- [DESCRIPTION OF THE TASK]
Would you write out the listing verbatim and skip every picture in it?

- [RECORD EXCERPTS]
"""
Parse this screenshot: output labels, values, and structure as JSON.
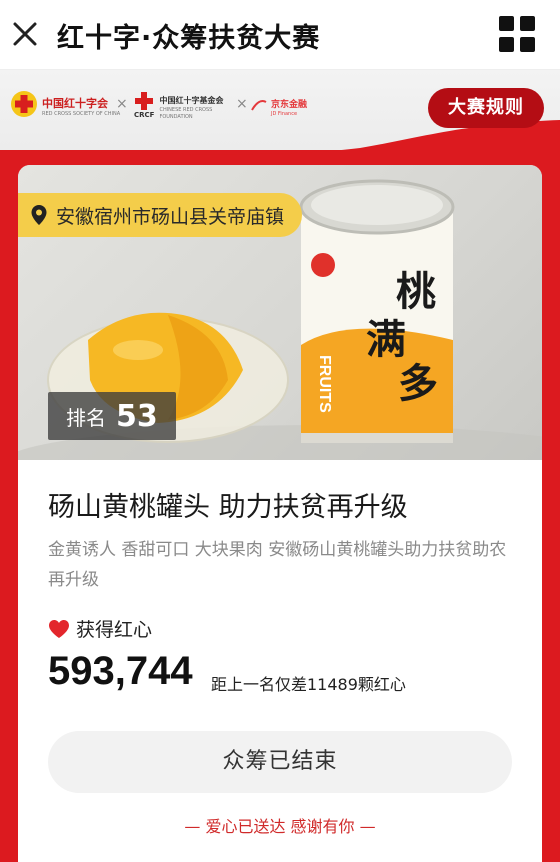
{
  "header": {
    "title": "红十字·众筹扶贫大赛",
    "close_icon": "close-icon",
    "menu_icon": "grid-menu-icon"
  },
  "sponsors": {
    "logo1": {
      "name": "中国红十字会",
      "sub": "RED CROSS SOCIETY OF CHINA"
    },
    "logo2": {
      "name": "中国红十字基金会",
      "abbr": "CRCF",
      "sub": "CHINESE RED CROSS FOUNDATION"
    },
    "logo3": {
      "name": "京东金融",
      "sub": "JD Finance"
    },
    "separator": "×",
    "rules_button": "大赛规则"
  },
  "project": {
    "location": "安徽宿州市砀山县关帝庙镇",
    "rank_label": "排名",
    "rank_value": "53",
    "title": "砀山黄桃罐头 助力扶贫再升级",
    "description": "金黄诱人 香甜可口 大块果肉 安徽砀山黄桃罐头助力扶贫助农再升级",
    "hearts_label": "获得红心",
    "hearts_count": "593,744",
    "gap_text": "距上一名仅差11489颗红心",
    "status_button": "众筹已结束",
    "footer_text": "— 爱心已送达 感谢有你 —"
  },
  "photo": {
    "can_brand": "桃满多",
    "can_label": "FRUITS"
  },
  "colors": {
    "brand_red": "#dc1a1f",
    "dark_red": "#b40d14",
    "location_yellow": "#f4cd4a"
  }
}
"""
- [EXERCISE SOLUTION]
Parse this screenshot: output labels, values, and structure as JSON.
{
  "header": {
    "title": "红十字·众筹扶贫大赛",
    "close_icon": "close-icon",
    "menu_icon": "grid-menu-icon"
  },
  "sponsors": {
    "logo1": {
      "name": "中国红十字会",
      "sub": "RED CROSS SOCIETY OF CHINA"
    },
    "logo2": {
      "name": "中国红十字基金会",
      "abbr": "CRCF",
      "sub": "CHINESE RED CROSS FOUNDATION"
    },
    "logo3": {
      "name": "京东金融",
      "sub": "JD Finance"
    },
    "separator": "×",
    "rules_button": "大赛规则"
  },
  "project": {
    "location": "安徽宿州市砀山县关帝庙镇",
    "rank_label": "排名",
    "rank_value": "53",
    "title": "砀山黄桃罐头 助力扶贫再升级",
    "description": "金黄诱人 香甜可口 大块果肉 安徽砀山黄桃罐头助力扶贫助农再升级",
    "hearts_label": "获得红心",
    "hearts_count": "593,744",
    "gap_text": "距上一名仅差11489颗红心",
    "status_button": "众筹已结束",
    "footer_text": "— 爱心已送达 感谢有你 —"
  },
  "photo": {
    "can_brand": "桃满多",
    "can_label": "FRUITS"
  },
  "colors": {
    "brand_red": "#dc1a1f",
    "dark_red": "#b40d14",
    "location_yellow": "#f4cd4a"
  }
}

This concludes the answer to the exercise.